** BEGIN Data to use **

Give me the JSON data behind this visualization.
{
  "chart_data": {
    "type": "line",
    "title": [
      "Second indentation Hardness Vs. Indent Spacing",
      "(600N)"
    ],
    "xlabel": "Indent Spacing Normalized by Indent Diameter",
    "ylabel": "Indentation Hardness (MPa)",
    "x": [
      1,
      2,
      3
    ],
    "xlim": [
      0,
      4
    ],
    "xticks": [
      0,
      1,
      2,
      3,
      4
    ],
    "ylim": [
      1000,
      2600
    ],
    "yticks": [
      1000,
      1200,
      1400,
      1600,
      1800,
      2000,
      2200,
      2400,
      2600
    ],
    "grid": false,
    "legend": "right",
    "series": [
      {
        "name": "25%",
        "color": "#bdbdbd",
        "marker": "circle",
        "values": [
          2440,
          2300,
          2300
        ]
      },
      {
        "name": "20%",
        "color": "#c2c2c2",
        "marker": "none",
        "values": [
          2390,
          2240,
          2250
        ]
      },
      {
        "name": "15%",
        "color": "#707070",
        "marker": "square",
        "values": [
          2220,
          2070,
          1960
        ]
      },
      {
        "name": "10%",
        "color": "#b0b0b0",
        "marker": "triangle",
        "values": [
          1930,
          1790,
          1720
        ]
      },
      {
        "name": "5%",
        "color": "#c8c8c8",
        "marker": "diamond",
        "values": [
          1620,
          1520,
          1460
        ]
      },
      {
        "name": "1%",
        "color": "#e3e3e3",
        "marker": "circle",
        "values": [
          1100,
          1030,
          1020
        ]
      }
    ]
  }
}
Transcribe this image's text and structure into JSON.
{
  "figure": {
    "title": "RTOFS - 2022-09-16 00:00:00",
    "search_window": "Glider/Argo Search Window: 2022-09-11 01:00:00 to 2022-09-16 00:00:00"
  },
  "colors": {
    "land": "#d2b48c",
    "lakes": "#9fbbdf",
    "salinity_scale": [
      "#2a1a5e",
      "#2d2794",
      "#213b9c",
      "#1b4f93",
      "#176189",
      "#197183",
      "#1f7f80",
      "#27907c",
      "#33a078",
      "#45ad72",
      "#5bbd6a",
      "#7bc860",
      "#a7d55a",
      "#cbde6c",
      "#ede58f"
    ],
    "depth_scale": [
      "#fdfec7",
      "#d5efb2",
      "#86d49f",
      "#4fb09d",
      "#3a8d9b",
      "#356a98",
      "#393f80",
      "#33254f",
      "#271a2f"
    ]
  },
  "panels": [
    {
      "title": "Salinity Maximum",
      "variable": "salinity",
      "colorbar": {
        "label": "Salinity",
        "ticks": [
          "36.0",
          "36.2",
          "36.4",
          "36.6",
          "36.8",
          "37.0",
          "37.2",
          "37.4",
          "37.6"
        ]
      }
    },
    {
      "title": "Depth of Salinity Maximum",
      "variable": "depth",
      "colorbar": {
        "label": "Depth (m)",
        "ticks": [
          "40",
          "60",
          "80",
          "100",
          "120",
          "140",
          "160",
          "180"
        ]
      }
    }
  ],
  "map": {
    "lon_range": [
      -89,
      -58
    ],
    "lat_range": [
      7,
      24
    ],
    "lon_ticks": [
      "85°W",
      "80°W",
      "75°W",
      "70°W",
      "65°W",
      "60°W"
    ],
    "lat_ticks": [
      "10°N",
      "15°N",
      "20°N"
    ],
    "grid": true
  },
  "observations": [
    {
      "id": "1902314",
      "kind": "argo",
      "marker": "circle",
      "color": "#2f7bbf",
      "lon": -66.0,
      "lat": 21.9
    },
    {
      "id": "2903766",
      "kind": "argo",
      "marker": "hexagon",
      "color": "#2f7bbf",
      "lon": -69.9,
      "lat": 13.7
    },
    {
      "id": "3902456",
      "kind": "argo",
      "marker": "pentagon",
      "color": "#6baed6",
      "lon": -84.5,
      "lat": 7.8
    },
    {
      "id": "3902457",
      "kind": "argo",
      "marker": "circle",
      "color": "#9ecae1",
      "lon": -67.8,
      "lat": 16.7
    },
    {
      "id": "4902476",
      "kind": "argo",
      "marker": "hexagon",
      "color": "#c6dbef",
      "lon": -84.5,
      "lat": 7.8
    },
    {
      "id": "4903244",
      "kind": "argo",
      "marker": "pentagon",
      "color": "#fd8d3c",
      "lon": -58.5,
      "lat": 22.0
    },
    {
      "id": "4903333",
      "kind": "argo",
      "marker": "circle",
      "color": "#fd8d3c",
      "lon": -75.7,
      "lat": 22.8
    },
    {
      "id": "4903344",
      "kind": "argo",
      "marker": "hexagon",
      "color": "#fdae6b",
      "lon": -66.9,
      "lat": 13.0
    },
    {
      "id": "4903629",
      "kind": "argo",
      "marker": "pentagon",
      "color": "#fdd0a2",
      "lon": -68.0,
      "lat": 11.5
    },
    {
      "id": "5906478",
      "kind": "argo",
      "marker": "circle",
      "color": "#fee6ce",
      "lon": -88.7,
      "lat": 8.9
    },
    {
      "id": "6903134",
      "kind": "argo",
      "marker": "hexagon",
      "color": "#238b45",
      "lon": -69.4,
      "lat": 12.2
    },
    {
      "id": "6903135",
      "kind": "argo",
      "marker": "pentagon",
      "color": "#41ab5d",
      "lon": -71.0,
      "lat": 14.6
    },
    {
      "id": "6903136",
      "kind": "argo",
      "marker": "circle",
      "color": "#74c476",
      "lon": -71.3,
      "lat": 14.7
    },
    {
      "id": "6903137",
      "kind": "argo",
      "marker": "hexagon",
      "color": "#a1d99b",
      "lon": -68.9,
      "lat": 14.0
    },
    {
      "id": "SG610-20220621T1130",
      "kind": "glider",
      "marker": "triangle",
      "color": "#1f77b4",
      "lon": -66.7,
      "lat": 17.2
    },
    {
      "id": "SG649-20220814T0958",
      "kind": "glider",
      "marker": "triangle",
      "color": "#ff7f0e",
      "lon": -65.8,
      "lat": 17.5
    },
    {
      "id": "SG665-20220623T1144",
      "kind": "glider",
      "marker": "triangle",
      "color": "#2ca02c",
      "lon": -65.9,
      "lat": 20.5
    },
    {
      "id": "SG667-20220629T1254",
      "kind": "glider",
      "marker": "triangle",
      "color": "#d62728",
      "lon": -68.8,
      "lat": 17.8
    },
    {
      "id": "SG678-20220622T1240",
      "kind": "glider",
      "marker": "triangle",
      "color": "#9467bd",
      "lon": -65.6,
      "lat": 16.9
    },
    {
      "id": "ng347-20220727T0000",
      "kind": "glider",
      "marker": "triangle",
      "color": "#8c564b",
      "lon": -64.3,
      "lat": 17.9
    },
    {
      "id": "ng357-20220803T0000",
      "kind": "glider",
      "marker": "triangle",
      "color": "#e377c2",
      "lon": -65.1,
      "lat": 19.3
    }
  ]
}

** END Data to use **
** BEGIN Data to use **

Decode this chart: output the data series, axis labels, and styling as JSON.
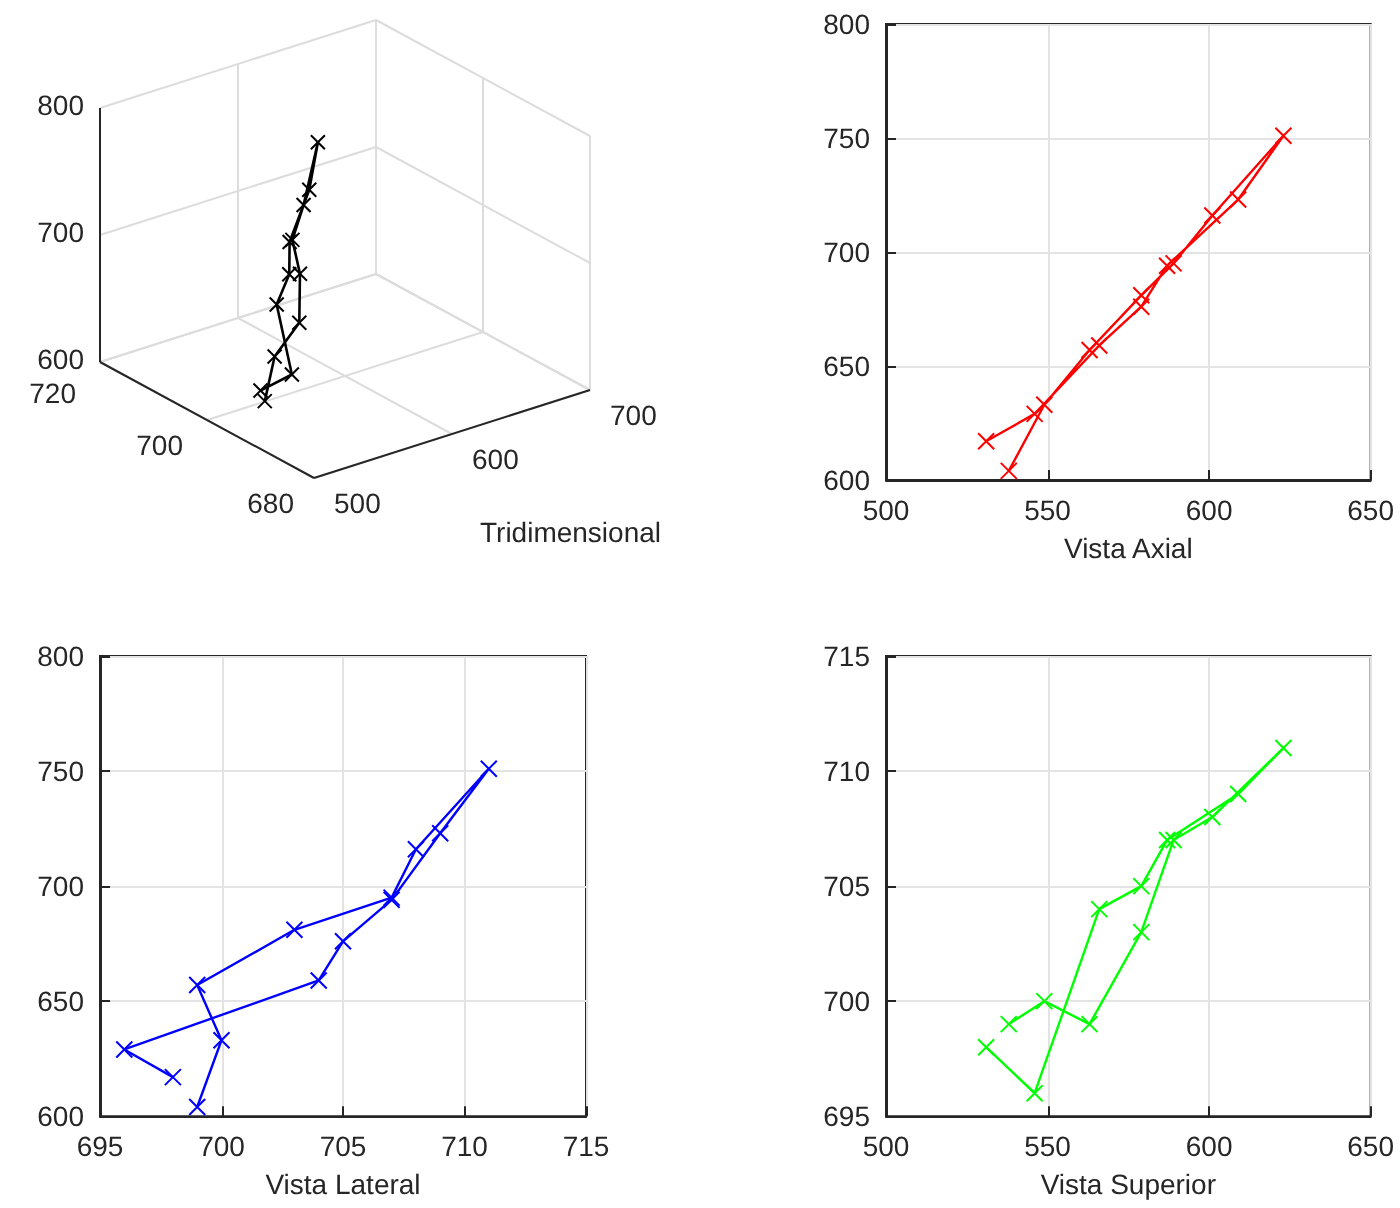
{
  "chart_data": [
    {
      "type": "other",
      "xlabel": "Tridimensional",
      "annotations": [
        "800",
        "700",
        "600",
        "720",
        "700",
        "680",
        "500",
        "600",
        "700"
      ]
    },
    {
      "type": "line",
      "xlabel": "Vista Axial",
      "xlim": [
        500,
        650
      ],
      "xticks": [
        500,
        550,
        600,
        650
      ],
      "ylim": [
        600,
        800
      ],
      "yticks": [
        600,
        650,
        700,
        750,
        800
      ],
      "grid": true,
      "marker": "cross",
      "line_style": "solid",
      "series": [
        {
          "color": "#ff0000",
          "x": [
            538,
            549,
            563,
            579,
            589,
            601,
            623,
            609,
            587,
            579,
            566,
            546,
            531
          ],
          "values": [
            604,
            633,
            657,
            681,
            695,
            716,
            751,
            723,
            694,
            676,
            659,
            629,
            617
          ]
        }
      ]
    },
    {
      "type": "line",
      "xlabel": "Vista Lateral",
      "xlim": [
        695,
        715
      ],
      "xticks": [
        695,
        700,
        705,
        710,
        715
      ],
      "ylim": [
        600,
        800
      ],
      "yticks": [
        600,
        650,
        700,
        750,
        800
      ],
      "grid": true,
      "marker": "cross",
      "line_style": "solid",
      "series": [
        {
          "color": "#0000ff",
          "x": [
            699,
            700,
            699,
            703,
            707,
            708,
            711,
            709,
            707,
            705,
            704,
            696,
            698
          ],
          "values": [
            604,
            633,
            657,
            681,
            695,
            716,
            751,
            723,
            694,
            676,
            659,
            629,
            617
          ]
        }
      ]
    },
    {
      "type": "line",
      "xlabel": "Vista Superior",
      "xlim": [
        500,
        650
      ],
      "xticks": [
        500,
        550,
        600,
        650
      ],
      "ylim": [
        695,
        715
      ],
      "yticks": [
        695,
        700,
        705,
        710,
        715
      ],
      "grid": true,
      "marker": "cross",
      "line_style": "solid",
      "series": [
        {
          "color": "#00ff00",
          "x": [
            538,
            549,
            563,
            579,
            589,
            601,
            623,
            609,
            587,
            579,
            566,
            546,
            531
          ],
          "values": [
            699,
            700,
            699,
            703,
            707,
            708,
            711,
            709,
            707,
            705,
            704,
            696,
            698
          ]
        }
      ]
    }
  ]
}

** END Data to use **

# Task goal
Copy every line that contains the string "title".

# The reply
    "title": [
    "title": "RTOFS - 2022-09-16 00:00:00",
      "title": "Salinity Maximum",
      "title": "Depth of Salinity Maximum",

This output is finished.